TASK TO COMPLETE:
State only the count of lines in the listing below that hold "TradingView".

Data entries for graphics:
= = = = =

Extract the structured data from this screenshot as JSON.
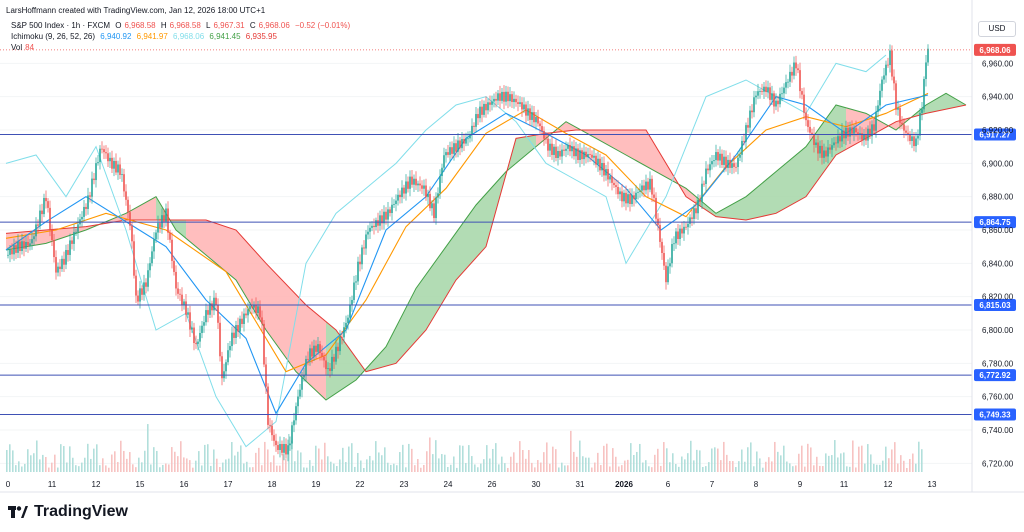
{
  "header": {
    "credit": "LarsHoffmann created with TradingView.com, Jan 12, 2026 18:00 UTC+1"
  },
  "legend": {
    "symbol": "S&P 500 Index · 1h · FXCM",
    "o_label": "O",
    "o_value": "6,968.58",
    "h_label": "H",
    "h_value": "6,968.58",
    "l_label": "L",
    "l_value": "6,967.31",
    "c_label": "C",
    "c_value": "6,968.06",
    "change": "−0.52 (−0.01%)",
    "ichimoku_label": "Ichimoku (9, 26, 52, 26)",
    "ichimoku_values": [
      "6,940.92",
      "6,941.97",
      "6,968.06",
      "6,941.45",
      "6,935.95"
    ],
    "vol_label": "Vol",
    "vol_value": "84"
  },
  "currency": "USD",
  "brand": {
    "name": "TradingView"
  },
  "colors": {
    "up": "#26a69a",
    "down": "#ef5350",
    "conversion": "#2196f3",
    "base": "#ff9800",
    "lagging": "#80deea",
    "span_a": "#43a047",
    "span_b": "#e53935",
    "cloud_bull": "#a5d6a7",
    "cloud_bear": "#ffb3b3",
    "hline": "#3f51b5",
    "price_tag": "#ef5350",
    "hline_tag": "#2962ff"
  },
  "chart_data": {
    "type": "candlestick",
    "x_ticks": [
      "0",
      "11",
      "12",
      "15",
      "16",
      "17",
      "18",
      "19",
      "22",
      "23",
      "24",
      "26",
      "30",
      "31",
      "2026",
      "6",
      "7",
      "8",
      "9",
      "11",
      "12",
      "13"
    ],
    "y_ticks": [
      "6,960.00",
      "6,940.00",
      "6,920.00",
      "6,900.00",
      "6,880.00",
      "6,860.00",
      "6,840.00",
      "6,820.00",
      "6,800.00",
      "6,780.00",
      "6,760.00",
      "6,740.00",
      "6,720.00"
    ],
    "ylim": [
      6710,
      6980
    ],
    "last_price": 6968.06,
    "last_price_label": "6,968.06",
    "horizontal_levels": [
      {
        "value": 6917.27,
        "label": "6,917.27"
      },
      {
        "value": 6864.75,
        "label": "6,864.75"
      },
      {
        "value": 6815.03,
        "label": "6,815.03"
      },
      {
        "value": 6772.92,
        "label": "6,772.92"
      },
      {
        "value": 6749.33,
        "label": "6,749.33"
      }
    ],
    "close_path": [
      [
        0,
        6845
      ],
      [
        12,
        6850
      ],
      [
        25,
        6852
      ],
      [
        40,
        6880
      ],
      [
        50,
        6835
      ],
      [
        58,
        6842
      ],
      [
        70,
        6860
      ],
      [
        82,
        6878
      ],
      [
        95,
        6910
      ],
      [
        105,
        6900
      ],
      [
        115,
        6895
      ],
      [
        125,
        6860
      ],
      [
        130,
        6818
      ],
      [
        140,
        6828
      ],
      [
        150,
        6860
      ],
      [
        160,
        6870
      ],
      [
        170,
        6825
      ],
      [
        180,
        6812
      ],
      [
        190,
        6790
      ],
      [
        200,
        6810
      ],
      [
        210,
        6818
      ],
      [
        216,
        6770
      ],
      [
        225,
        6795
      ],
      [
        235,
        6805
      ],
      [
        245,
        6815
      ],
      [
        255,
        6810
      ],
      [
        262,
        6745
      ],
      [
        270,
        6730
      ],
      [
        282,
        6728
      ],
      [
        292,
        6760
      ],
      [
        302,
        6785
      ],
      [
        312,
        6790
      ],
      [
        322,
        6775
      ],
      [
        332,
        6790
      ],
      [
        342,
        6808
      ],
      [
        352,
        6838
      ],
      [
        362,
        6860
      ],
      [
        372,
        6865
      ],
      [
        382,
        6870
      ],
      [
        392,
        6880
      ],
      [
        405,
        6890
      ],
      [
        418,
        6885
      ],
      [
        428,
        6870
      ],
      [
        438,
        6905
      ],
      [
        450,
        6910
      ],
      [
        462,
        6915
      ],
      [
        472,
        6930
      ],
      [
        482,
        6935
      ],
      [
        492,
        6940
      ],
      [
        502,
        6940
      ],
      [
        515,
        6935
      ],
      [
        522,
        6930
      ],
      [
        532,
        6925
      ],
      [
        542,
        6910
      ],
      [
        552,
        6905
      ],
      [
        562,
        6910
      ],
      [
        572,
        6905
      ],
      [
        585,
        6905
      ],
      [
        595,
        6898
      ],
      [
        605,
        6890
      ],
      [
        615,
        6880
      ],
      [
        625,
        6878
      ],
      [
        635,
        6885
      ],
      [
        645,
        6888
      ],
      [
        655,
        6850
      ],
      [
        660,
        6830
      ],
      [
        668,
        6855
      ],
      [
        680,
        6862
      ],
      [
        692,
        6875
      ],
      [
        700,
        6895
      ],
      [
        710,
        6905
      ],
      [
        720,
        6900
      ],
      [
        730,
        6898
      ],
      [
        740,
        6920
      ],
      [
        750,
        6942
      ],
      [
        760,
        6945
      ],
      [
        770,
        6935
      ],
      [
        780,
        6948
      ],
      [
        790,
        6960
      ],
      [
        800,
        6925
      ],
      [
        810,
        6910
      ],
      [
        818,
        6905
      ],
      [
        828,
        6912
      ],
      [
        838,
        6918
      ],
      [
        848,
        6920
      ],
      [
        858,
        6915
      ],
      [
        868,
        6922
      ],
      [
        876,
        6950
      ],
      [
        884,
        6965
      ],
      [
        890,
        6935
      ],
      [
        896,
        6922
      ],
      [
        904,
        6915
      ],
      [
        910,
        6912
      ],
      [
        916,
        6935
      ],
      [
        920,
        6962
      ],
      [
        922,
        6968
      ]
    ],
    "conversion_path": [
      [
        0,
        6848
      ],
      [
        40,
        6865
      ],
      [
        80,
        6880
      ],
      [
        120,
        6865
      ],
      [
        160,
        6850
      ],
      [
        200,
        6818
      ],
      [
        240,
        6795
      ],
      [
        270,
        6750
      ],
      [
        300,
        6780
      ],
      [
        340,
        6800
      ],
      [
        380,
        6860
      ],
      [
        420,
        6880
      ],
      [
        460,
        6915
      ],
      [
        500,
        6930
      ],
      [
        540,
        6918
      ],
      [
        580,
        6905
      ],
      [
        620,
        6885
      ],
      [
        655,
        6860
      ],
      [
        690,
        6875
      ],
      [
        730,
        6905
      ],
      [
        770,
        6940
      ],
      [
        800,
        6935
      ],
      [
        840,
        6918
      ],
      [
        880,
        6935
      ],
      [
        922,
        6941
      ]
    ],
    "base_path": [
      [
        0,
        6855
      ],
      [
        50,
        6860
      ],
      [
        100,
        6870
      ],
      [
        160,
        6860
      ],
      [
        220,
        6835
      ],
      [
        280,
        6775
      ],
      [
        320,
        6785
      ],
      [
        360,
        6818
      ],
      [
        400,
        6862
      ],
      [
        440,
        6885
      ],
      [
        480,
        6918
      ],
      [
        520,
        6932
      ],
      [
        560,
        6918
      ],
      [
        600,
        6905
      ],
      [
        640,
        6880
      ],
      [
        680,
        6868
      ],
      [
        720,
        6898
      ],
      [
        760,
        6920
      ],
      [
        800,
        6928
      ],
      [
        840,
        6922
      ],
      [
        880,
        6930
      ],
      [
        922,
        6942
      ]
    ],
    "lagging_path": [
      [
        0,
        6900
      ],
      [
        30,
        6905
      ],
      [
        60,
        6880
      ],
      [
        90,
        6910
      ],
      [
        120,
        6860
      ],
      [
        150,
        6800
      ],
      [
        180,
        6810
      ],
      [
        210,
        6760
      ],
      [
        240,
        6730
      ],
      [
        270,
        6745
      ],
      [
        300,
        6840
      ],
      [
        330,
        6870
      ],
      [
        360,
        6885
      ],
      [
        390,
        6900
      ],
      [
        420,
        6920
      ],
      [
        450,
        6935
      ],
      [
        480,
        6940
      ],
      [
        510,
        6925
      ],
      [
        540,
        6900
      ],
      [
        570,
        6890
      ],
      [
        600,
        6880
      ],
      [
        620,
        6840
      ],
      [
        640,
        6860
      ],
      [
        660,
        6880
      ],
      [
        700,
        6940
      ],
      [
        740,
        6950
      ],
      [
        770,
        6940
      ],
      [
        800,
        6930
      ],
      [
        830,
        6960
      ],
      [
        860,
        6955
      ],
      [
        880,
        6965
      ]
    ],
    "span_a_path": [
      [
        0,
        6848
      ],
      [
        40,
        6852
      ],
      [
        80,
        6860
      ],
      [
        120,
        6870
      ],
      [
        150,
        6880
      ],
      [
        170,
        6860
      ],
      [
        200,
        6845
      ],
      [
        230,
        6830
      ],
      [
        260,
        6800
      ],
      [
        290,
        6775
      ],
      [
        320,
        6758
      ],
      [
        350,
        6770
      ],
      [
        380,
        6790
      ],
      [
        410,
        6825
      ],
      [
        440,
        6850
      ],
      [
        470,
        6875
      ],
      [
        500,
        6895
      ],
      [
        530,
        6910
      ],
      [
        560,
        6925
      ],
      [
        590,
        6915
      ],
      [
        620,
        6905
      ],
      [
        650,
        6895
      ],
      [
        680,
        6885
      ],
      [
        710,
        6870
      ],
      [
        740,
        6880
      ],
      [
        770,
        6895
      ],
      [
        800,
        6910
      ],
      [
        830,
        6935
      ],
      [
        860,
        6930
      ],
      [
        890,
        6920
      ],
      [
        920,
        6935
      ],
      [
        940,
        6942
      ],
      [
        960,
        6935
      ]
    ],
    "span_b_path": [
      [
        0,
        6858
      ],
      [
        40,
        6860
      ],
      [
        80,
        6862
      ],
      [
        120,
        6866
      ],
      [
        170,
        6866
      ],
      [
        200,
        6866
      ],
      [
        230,
        6860
      ],
      [
        260,
        6840
      ],
      [
        300,
        6815
      ],
      [
        330,
        6800
      ],
      [
        360,
        6775
      ],
      [
        390,
        6780
      ],
      [
        420,
        6800
      ],
      [
        450,
        6830
      ],
      [
        480,
        6850
      ],
      [
        510,
        6915
      ],
      [
        540,
        6918
      ],
      [
        570,
        6920
      ],
      [
        600,
        6920
      ],
      [
        640,
        6920
      ],
      [
        680,
        6880
      ],
      [
        710,
        6868
      ],
      [
        740,
        6866
      ],
      [
        770,
        6870
      ],
      [
        800,
        6880
      ],
      [
        830,
        6905
      ],
      [
        860,
        6915
      ],
      [
        890,
        6925
      ],
      [
        920,
        6930
      ],
      [
        960,
        6935
      ]
    ],
    "cloud_segments": [
      {
        "from": 0,
        "to": 150,
        "trend": "bearish"
      },
      {
        "from": 150,
        "to": 180,
        "trend": "bullish"
      },
      {
        "from": 180,
        "to": 320,
        "trend": "bearish"
      },
      {
        "from": 320,
        "to": 530,
        "trend": "bullish"
      },
      {
        "from": 530,
        "to": 690,
        "trend": "bearish"
      },
      {
        "from": 690,
        "to": 840,
        "trend": "bullish"
      },
      {
        "from": 840,
        "to": 905,
        "trend": "bearish"
      },
      {
        "from": 905,
        "to": 960,
        "trend": "bullish"
      }
    ]
  }
}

= = = = =

CORRECT ANSWER:
2